What you need to do:
With the exception of the pictures, write out the data below precisely.

Data:

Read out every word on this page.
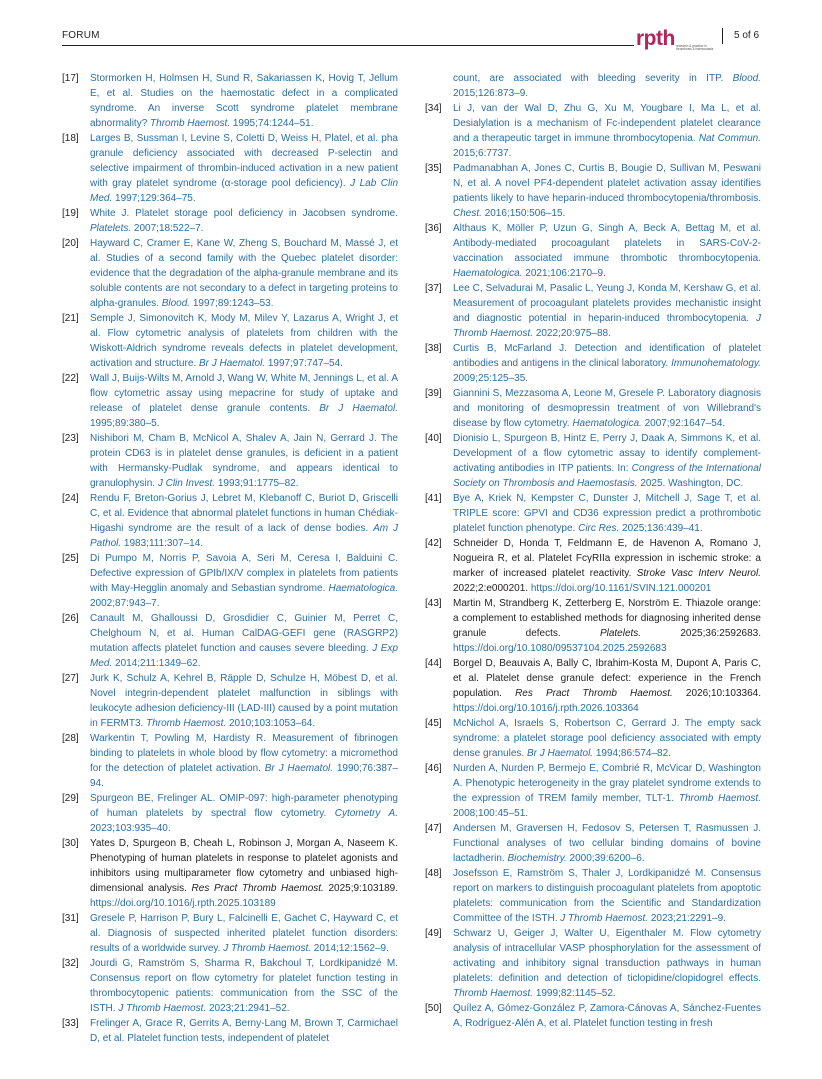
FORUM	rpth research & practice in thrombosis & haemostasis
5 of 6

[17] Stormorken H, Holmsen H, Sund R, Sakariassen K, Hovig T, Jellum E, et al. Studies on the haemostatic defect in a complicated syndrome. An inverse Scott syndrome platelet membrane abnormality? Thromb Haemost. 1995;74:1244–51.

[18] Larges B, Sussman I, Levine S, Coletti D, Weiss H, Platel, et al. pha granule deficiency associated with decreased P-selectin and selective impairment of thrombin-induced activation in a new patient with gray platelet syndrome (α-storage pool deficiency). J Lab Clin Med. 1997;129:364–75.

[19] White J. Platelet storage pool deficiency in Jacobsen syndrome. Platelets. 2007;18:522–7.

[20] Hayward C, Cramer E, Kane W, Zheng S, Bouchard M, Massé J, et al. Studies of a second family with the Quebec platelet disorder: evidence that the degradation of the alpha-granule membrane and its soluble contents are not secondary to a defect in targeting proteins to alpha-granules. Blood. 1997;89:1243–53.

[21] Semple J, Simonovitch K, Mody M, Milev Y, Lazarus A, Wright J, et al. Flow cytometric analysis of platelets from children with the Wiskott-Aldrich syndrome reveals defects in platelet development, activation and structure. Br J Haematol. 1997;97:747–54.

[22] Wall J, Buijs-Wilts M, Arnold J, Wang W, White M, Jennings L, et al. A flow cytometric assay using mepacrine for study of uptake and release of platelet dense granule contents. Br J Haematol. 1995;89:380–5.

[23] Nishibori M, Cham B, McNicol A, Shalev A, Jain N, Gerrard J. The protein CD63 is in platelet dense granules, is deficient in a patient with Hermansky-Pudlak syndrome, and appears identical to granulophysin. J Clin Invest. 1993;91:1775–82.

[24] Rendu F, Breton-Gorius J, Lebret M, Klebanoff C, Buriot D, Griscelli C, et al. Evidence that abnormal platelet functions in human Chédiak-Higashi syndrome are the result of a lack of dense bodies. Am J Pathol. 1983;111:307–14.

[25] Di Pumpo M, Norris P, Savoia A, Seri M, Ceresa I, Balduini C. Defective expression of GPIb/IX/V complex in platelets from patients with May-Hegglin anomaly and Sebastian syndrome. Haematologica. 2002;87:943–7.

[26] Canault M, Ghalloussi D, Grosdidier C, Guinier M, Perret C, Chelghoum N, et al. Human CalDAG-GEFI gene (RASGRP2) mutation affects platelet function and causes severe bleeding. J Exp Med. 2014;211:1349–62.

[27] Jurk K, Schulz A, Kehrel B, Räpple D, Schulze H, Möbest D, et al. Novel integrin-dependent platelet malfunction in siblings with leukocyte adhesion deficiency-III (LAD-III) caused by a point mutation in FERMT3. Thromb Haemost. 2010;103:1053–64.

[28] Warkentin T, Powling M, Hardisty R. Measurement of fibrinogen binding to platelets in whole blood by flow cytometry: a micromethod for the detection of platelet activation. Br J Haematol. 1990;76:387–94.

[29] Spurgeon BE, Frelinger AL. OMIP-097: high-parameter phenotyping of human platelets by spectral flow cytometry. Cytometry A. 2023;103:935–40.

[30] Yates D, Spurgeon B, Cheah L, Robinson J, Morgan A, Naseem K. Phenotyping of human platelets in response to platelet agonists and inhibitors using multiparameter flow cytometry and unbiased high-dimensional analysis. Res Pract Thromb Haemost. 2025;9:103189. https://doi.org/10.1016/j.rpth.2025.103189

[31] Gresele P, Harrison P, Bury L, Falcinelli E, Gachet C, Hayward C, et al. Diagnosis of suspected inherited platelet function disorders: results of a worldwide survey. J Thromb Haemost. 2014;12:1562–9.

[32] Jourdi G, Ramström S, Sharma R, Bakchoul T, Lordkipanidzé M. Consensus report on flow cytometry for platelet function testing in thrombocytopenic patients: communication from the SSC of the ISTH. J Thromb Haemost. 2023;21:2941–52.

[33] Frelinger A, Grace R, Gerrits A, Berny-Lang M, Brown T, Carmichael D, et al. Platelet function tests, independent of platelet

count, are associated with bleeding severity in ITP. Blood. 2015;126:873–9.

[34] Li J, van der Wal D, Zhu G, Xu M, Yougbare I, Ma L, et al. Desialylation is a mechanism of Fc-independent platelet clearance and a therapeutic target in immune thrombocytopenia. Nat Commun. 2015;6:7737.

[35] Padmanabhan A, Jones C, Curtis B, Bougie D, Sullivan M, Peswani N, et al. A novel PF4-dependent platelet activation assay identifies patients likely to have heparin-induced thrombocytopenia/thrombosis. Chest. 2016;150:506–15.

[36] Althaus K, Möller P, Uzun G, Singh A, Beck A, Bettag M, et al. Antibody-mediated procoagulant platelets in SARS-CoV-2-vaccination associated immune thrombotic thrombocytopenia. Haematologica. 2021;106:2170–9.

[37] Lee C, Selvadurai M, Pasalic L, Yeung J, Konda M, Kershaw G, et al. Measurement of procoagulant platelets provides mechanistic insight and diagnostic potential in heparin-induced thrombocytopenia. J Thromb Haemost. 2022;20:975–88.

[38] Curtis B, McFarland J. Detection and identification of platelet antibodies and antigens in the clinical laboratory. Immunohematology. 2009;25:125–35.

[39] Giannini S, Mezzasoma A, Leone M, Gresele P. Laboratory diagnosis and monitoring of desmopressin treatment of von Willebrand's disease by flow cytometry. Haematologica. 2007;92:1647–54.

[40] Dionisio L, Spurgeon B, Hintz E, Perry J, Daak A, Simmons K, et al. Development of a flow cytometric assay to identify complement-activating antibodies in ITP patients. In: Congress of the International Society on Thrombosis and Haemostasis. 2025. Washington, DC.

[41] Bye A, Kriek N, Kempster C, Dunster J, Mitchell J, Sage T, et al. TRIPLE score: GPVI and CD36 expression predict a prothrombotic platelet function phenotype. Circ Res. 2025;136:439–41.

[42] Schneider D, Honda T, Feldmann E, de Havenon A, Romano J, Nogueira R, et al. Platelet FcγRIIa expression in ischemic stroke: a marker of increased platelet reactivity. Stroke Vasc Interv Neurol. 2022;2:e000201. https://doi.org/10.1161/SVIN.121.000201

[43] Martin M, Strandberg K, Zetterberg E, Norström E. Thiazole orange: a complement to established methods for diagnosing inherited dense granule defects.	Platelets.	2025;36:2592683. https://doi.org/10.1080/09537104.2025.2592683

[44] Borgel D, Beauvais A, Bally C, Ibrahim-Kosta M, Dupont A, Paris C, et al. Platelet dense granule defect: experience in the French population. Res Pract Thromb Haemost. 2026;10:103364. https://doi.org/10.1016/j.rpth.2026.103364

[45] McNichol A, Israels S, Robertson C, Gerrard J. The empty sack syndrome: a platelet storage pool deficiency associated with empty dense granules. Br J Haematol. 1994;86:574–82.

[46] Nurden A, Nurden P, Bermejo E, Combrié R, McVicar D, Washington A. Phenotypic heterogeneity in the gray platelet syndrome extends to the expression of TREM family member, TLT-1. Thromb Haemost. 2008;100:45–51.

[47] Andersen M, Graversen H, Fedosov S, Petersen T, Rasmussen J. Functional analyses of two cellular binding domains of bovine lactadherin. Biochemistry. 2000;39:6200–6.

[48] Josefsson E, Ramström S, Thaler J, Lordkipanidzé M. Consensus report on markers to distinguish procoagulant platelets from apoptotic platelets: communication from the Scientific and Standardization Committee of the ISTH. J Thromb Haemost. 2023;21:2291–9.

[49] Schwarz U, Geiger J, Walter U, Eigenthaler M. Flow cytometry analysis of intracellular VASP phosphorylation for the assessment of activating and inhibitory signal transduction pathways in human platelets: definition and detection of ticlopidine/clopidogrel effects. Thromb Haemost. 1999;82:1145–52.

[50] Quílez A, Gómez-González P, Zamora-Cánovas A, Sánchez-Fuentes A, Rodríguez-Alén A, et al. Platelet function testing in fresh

Answer to the problem:
Read out every word on this page.
FORUM	rpth research & practice in thrombosis & haemostasis
5 of 6

[17] Stormorken H, Holmsen H, Sund R, Sakariassen K, Hovig T, Jellum E, et al. Studies on the haemostatic defect in a complicated syndrome. An inverse Scott syndrome platelet membrane abnormality? Thromb Haemost. 1995;74:1244–51.

[18] Larges B, Sussman I, Levine S, Coletti D, Weiss H, Platel, et al. pha granule deficiency associated with decreased P-selectin and selective impairment of thrombin-induced activation in a new patient with gray platelet syndrome (α-storage pool deficiency). J Lab Clin Med. 1997;129:364–75.

[19] White J. Platelet storage pool deficiency in Jacobsen syndrome. Platelets. 2007;18:522–7.

[20] Hayward C, Cramer E, Kane W, Zheng S, Bouchard M, Massé J, et al. Studies of a second family with the Quebec platelet disorder: evidence that the degradation of the alpha-granule membrane and its soluble contents are not secondary to a defect in targeting proteins to alpha-granules. Blood. 1997;89:1243–53.

[21] Semple J, Simonovitch K, Mody M, Milev Y, Lazarus A, Wright J, et al. Flow cytometric analysis of platelets from children with the Wiskott-Aldrich syndrome reveals defects in platelet development, activation and structure. Br J Haematol. 1997;97:747–54.

[22] Wall J, Buijs-Wilts M, Arnold J, Wang W, White M, Jennings L, et al. A flow cytometric assay using mepacrine for study of uptake and release of platelet dense granule contents. Br J Haematol. 1995;89:380–5.

[23] Nishibori M, Cham B, McNicol A, Shalev A, Jain N, Gerrard J. The protein CD63 is in platelet dense granules, is deficient in a patient with Hermansky-Pudlak syndrome, and appears identical to granulophysin. J Clin Invest. 1993;91:1775–82.

[24] Rendu F, Breton-Gorius J, Lebret M, Klebanoff C, Buriot D, Griscelli C, et al. Evidence that abnormal platelet functions in human Chédiak-Higashi syndrome are the result of a lack of dense bodies. Am J Pathol. 1983;111:307–14.

[25] Di Pumpo M, Norris P, Savoia A, Seri M, Ceresa I, Balduini C. Defective expression of GPIb/IX/V complex in platelets from patients with May-Hegglin anomaly and Sebastian syndrome. Haematologica. 2002;87:943–7.

[26] Canault M, Ghalloussi D, Grosdidier C, Guinier M, Perret C, Chelghoum N, et al. Human CalDAG-GEFI gene (RASGRP2) mutation affects platelet function and causes severe bleeding. J Exp Med. 2014;211:1349–62.

[27] Jurk K, Schulz A, Kehrel B, Räpple D, Schulze H, Möbest D, et al. Novel integrin-dependent platelet malfunction in siblings with leukocyte adhesion deficiency-III (LAD-III) caused by a point mutation in FERMT3. Thromb Haemost. 2010;103:1053–64.

[28] Warkentin T, Powling M, Hardisty R. Measurement of fibrinogen binding to platelets in whole blood by flow cytometry: a micromethod for the detection of platelet activation. Br J Haematol. 1990;76:387–94.

[29] Spurgeon BE, Frelinger AL. OMIP-097: high-parameter phenotyping of human platelets by spectral flow cytometry. Cytometry A. 2023;103:935–40.

[30] Yates D, Spurgeon B, Cheah L, Robinson J, Morgan A, Naseem K. Phenotyping of human platelets in response to platelet agonists and inhibitors using multiparameter flow cytometry and unbiased high-dimensional analysis. Res Pract Thromb Haemost. 2025;9:103189. https://doi.org/10.1016/j.rpth.2025.103189

[31] Gresele P, Harrison P, Bury L, Falcinelli E, Gachet C, Hayward C, et al. Diagnosis of suspected inherited platelet function disorders: results of a worldwide survey. J Thromb Haemost. 2014;12:1562–9.

[32] Jourdi G, Ramström S, Sharma R, Bakchoul T, Lordkipanidzé M. Consensus report on flow cytometry for platelet function testing in thrombocytopenic patients: communication from the SSC of the ISTH. J Thromb Haemost. 2023;21:2941–52.

[33] Frelinger A, Grace R, Gerrits A, Berny-Lang M, Brown T, Carmichael D, et al. Platelet function tests, independent of platelet

count, are associated with bleeding severity in ITP. Blood. 2015;126:873–9.

[34] Li J, van der Wal D, Zhu G, Xu M, Yougbare I, Ma L, et al. Desialylation is a mechanism of Fc-independent platelet clearance and a therapeutic target in immune thrombocytopenia. Nat Commun. 2015;6:7737.

[35] Padmanabhan A, Jones C, Curtis B, Bougie D, Sullivan M, Peswani N, et al. A novel PF4-dependent platelet activation assay identifies patients likely to have heparin-induced thrombocytopenia/thrombosis. Chest. 2016;150:506–15.

[36] Althaus K, Möller P, Uzun G, Singh A, Beck A, Bettag M, et al. Antibody-mediated procoagulant platelets in SARS-CoV-2-vaccination associated immune thrombotic thrombocytopenia. Haematologica. 2021;106:2170–9.

[37] Lee C, Selvadurai M, Pasalic L, Yeung J, Konda M, Kershaw G, et al. Measurement of procoagulant platelets provides mechanistic insight and diagnostic potential in heparin-induced thrombocytopenia. J Thromb Haemost. 2022;20:975–88.

[38] Curtis B, McFarland J. Detection and identification of platelet antibodies and antigens in the clinical laboratory. Immunohematology. 2009;25:125–35.

[39] Giannini S, Mezzasoma A, Leone M, Gresele P. Laboratory diagnosis and monitoring of desmopressin treatment of von Willebrand's disease by flow cytometry. Haematologica. 2007;92:1647–54.

[40] Dionisio L, Spurgeon B, Hintz E, Perry J, Daak A, Simmons K, et al. Development of a flow cytometric assay to identify complement-activating antibodies in ITP patients. In: Congress of the International Society on Thrombosis and Haemostasis. 2025. Washington, DC.

[41] Bye A, Kriek N, Kempster C, Dunster J, Mitchell J, Sage T, et al. TRIPLE score: GPVI and CD36 expression predict a prothrombotic platelet function phenotype. Circ Res. 2025;136:439–41.

[42] Schneider D, Honda T, Feldmann E, de Havenon A, Romano J, Nogueira R, et al. Platelet FcγRIIa expression in ischemic stroke: a marker of increased platelet reactivity. Stroke Vasc Interv Neurol. 2022;2:e000201. https://doi.org/10.1161/SVIN.121.000201

[43] Martin M, Strandberg K, Zetterberg E, Norström E. Thiazole orange: a complement to established methods for diagnosing inherited dense granule defects.	Platelets.	2025;36:2592683. https://doi.org/10.1080/09537104.2025.2592683

[44] Borgel D, Beauvais A, Bally C, Ibrahim-Kosta M, Dupont A, Paris C, et al. Platelet dense granule defect: experience in the French population. Res Pract Thromb Haemost. 2026;10:103364. https://doi.org/10.1016/j.rpth.2026.103364

[45] McNichol A, Israels S, Robertson C, Gerrard J. The empty sack syndrome: a platelet storage pool deficiency associated with empty dense granules. Br J Haematol. 1994;86:574–82.

[46] Nurden A, Nurden P, Bermejo E, Combrié R, McVicar D, Washington A. Phenotypic heterogeneity in the gray platelet syndrome extends to the expression of TREM family member, TLT-1. Thromb Haemost. 2008;100:45–51.

[47] Andersen M, Graversen H, Fedosov S, Petersen T, Rasmussen J. Functional analyses of two cellular binding domains of bovine lactadherin. Biochemistry. 2000;39:6200–6.

[48] Josefsson E, Ramström S, Thaler J, Lordkipanidzé M. Consensus report on markers to distinguish procoagulant platelets from apoptotic platelets: communication from the Scientific and Standardization Committee of the ISTH. J Thromb Haemost. 2023;21:2291–9.

[49] Schwarz U, Geiger J, Walter U, Eigenthaler M. Flow cytometry analysis of intracellular VASP phosphorylation for the assessment of activating and inhibitory signal transduction pathways in human platelets: definition and detection of ticlopidine/clopidogrel effects. Thromb Haemost. 1999;82:1145–52.

[50] Quílez A, Gómez-González P, Zamora-Cánovas A, Sánchez-Fuentes A, Rodríguez-Alén A, et al. Platelet function testing in fresh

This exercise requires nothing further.